Wachstum wie in den 50ern? Kein neues Wirtschaftswunder in Sicht
In den 1950er-Jahren wuchs die deutsche Wirtschaft rasant. Der Neuaufbau nach dem Krieg machte es möglich. Heutzutage ist ein zweites Wirtschaftswunder nicht in Sicht.
Es waren vor allem die frühen Boom-Jahre der jungen Bundesrepublik nach dem Zweiten Weltkrieg, die die deutsche Konjunktur ankurbelten. Und die so für eine insgesamt positive Statistik sorgen: Seit 1950 ist die deutsche Wirtschaft pro Jahr im Schnitt um 3,1 Prozent gewachsen. Doch im 21. Jahrhundert legte die Wirtschaftsleistung viel verhaltener zu als in den 50 Jahren vor der Jahrtausendwende. Dadurch wachsen die Sorgen vor einem wirtschaftlichen Niedergang.
Das hat viele Gründe: immer weniger arbeitende Menschen in Deutschland, mehr geopolitische Konflikte, starker Anstieg der Preise für Energie und Lebensmittel, notwendiger und teurer Klimaschutz und das Anlocken von Unternehmen der USA mit Subventionen und Steuervergünstigungen. Trotz allem sprach Bundeskanzler Olaf Scholz kürzlich von den Möglichkeiten eines neuen Wirtschaftswunders. Die anstehende Dekarbonisierung erfordere ungemeine Investitionen, die die Wirtschaft ankurbeln könnten. Ein realistisches Szenario?
"Leider wird dieses Wunder ausbleiben"
Die aktuellen Zahlen sprechen eher eine andere Sprache: Die Industrieproduktion ist zuletzt um 3,4 Prozent gesunken und auch das ifo-Geschäftsklima nach sechs Anstiegen erstmals wieder gefallen. Aktuell befindet sich Deutschland in einer Rezession, wenn auch nur leicht. Die Regierung selbst erwartet ein Wirtschaftswachstum von 0,4 Prozent - weit weg von einem Wirtschaftswunder. Auch Ökonomen sind nicht davon überzeugt, dass ein neues Wirtschaftswunder, also ein Wachstum der Wirtschaft von vier bis sechs Prozent, auf absehbare Zeit realistisch ist.

AUFGABEN:
- a) Geben Sie an, um wie viel Prozent die deutsche Wirtschaft laut dem Text zum Wirtschaftswunder seit 1950 pro Jahr im Schnitt gewachsen ist.
- b) Übersetzen Sie den Satz „Aktuell befindet sich Deutschland in einer Rezession, wenn auch nur leicht.“ aus dem Text zum Wirtschaftswunder ins Englische.

DATENSATZAUSZUG:
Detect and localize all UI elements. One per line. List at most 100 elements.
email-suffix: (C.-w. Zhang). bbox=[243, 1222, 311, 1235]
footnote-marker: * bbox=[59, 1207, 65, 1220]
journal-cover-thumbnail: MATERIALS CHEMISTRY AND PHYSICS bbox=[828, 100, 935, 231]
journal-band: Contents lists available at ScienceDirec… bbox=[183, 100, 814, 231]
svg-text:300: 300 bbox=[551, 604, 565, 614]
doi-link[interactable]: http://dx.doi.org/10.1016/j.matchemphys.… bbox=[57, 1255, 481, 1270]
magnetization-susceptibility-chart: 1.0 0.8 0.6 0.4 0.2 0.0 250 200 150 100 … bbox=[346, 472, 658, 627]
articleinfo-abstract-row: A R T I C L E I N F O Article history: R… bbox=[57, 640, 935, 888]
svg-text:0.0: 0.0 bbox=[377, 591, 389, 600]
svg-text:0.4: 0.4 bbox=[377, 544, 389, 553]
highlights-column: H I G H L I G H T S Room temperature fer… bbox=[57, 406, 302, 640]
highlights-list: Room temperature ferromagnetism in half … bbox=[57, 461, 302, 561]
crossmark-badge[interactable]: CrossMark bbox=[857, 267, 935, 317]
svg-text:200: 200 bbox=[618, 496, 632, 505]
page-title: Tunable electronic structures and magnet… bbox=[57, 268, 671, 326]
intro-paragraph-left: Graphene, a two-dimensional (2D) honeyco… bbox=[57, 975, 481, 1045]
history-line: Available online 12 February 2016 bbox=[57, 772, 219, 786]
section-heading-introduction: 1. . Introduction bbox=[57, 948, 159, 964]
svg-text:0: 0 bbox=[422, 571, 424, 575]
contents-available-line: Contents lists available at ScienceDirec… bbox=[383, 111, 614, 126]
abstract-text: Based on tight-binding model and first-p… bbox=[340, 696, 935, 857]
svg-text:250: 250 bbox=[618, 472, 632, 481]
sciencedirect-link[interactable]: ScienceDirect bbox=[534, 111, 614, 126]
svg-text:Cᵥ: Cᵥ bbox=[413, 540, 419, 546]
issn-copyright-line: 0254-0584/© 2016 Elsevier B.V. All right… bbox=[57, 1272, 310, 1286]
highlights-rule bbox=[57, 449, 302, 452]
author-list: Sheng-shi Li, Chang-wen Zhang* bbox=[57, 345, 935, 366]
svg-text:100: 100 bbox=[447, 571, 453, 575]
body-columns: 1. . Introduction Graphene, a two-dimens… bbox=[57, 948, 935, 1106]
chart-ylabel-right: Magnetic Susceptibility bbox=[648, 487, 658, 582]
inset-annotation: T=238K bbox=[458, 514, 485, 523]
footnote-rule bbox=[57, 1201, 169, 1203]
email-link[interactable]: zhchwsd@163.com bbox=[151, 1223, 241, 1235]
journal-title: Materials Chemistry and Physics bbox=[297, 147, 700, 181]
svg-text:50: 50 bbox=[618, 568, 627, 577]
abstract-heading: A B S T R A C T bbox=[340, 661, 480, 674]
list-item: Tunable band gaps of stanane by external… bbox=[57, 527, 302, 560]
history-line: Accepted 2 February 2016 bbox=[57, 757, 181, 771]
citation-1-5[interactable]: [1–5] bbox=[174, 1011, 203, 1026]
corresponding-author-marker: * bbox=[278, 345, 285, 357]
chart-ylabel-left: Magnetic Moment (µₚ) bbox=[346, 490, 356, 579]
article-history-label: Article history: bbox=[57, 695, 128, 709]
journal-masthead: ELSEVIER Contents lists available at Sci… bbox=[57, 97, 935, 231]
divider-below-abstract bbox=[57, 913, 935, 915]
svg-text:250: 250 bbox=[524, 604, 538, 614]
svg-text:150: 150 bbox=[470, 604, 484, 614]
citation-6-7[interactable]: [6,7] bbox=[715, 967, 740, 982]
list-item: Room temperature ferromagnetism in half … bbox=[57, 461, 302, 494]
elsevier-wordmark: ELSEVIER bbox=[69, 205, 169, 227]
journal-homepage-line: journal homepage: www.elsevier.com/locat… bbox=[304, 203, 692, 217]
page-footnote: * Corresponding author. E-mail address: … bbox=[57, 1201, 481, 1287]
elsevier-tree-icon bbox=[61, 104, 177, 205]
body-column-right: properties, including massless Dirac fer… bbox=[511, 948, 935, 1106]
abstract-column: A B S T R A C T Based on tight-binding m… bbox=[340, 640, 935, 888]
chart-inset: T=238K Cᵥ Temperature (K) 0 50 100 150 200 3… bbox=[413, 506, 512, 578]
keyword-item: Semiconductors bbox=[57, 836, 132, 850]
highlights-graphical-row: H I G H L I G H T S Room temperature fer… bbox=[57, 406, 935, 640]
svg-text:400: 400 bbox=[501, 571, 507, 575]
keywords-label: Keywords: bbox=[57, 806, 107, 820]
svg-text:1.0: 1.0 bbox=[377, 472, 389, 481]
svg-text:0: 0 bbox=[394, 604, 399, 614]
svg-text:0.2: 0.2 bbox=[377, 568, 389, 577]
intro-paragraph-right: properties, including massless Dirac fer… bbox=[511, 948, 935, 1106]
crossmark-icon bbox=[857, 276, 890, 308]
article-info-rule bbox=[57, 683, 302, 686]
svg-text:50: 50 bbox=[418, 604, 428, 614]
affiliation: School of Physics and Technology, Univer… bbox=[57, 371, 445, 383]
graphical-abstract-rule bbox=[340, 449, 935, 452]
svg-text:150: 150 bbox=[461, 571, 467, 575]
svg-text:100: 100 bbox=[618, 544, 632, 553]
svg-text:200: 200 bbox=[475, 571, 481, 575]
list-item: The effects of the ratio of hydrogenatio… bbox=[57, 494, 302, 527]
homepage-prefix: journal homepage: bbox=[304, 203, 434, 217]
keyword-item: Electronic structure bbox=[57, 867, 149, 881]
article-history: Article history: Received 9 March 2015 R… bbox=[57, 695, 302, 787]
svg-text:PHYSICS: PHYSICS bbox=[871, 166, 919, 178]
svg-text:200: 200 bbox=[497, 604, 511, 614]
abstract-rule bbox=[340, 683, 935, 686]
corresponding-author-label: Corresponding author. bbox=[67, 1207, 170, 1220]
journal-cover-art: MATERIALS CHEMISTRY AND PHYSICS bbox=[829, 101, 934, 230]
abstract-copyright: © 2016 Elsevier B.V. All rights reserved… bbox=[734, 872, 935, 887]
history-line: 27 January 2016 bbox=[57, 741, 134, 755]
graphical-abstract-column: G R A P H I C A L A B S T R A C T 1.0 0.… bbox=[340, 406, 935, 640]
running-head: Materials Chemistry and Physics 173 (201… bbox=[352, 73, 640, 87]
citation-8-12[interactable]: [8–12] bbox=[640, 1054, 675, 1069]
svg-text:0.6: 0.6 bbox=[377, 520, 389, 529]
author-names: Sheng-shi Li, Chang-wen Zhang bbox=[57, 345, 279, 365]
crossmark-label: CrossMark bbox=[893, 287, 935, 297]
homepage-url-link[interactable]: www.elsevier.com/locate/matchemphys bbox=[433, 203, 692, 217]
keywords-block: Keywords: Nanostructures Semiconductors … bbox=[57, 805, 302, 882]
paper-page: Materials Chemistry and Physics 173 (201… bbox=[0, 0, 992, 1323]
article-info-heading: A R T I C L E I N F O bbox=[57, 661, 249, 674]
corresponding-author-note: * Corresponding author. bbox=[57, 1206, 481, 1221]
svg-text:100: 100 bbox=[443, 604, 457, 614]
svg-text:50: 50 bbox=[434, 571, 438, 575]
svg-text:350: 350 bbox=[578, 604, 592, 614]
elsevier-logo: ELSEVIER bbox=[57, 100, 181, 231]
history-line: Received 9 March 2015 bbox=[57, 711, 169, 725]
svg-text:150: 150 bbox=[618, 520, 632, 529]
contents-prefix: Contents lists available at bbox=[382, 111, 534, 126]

LÖSUNGEN JE AUFGABE:
- a) Um durchschnittlich 3,1 Prozent pro Jahr.

- b) Germany is currently in a recession, albeit only a slight one.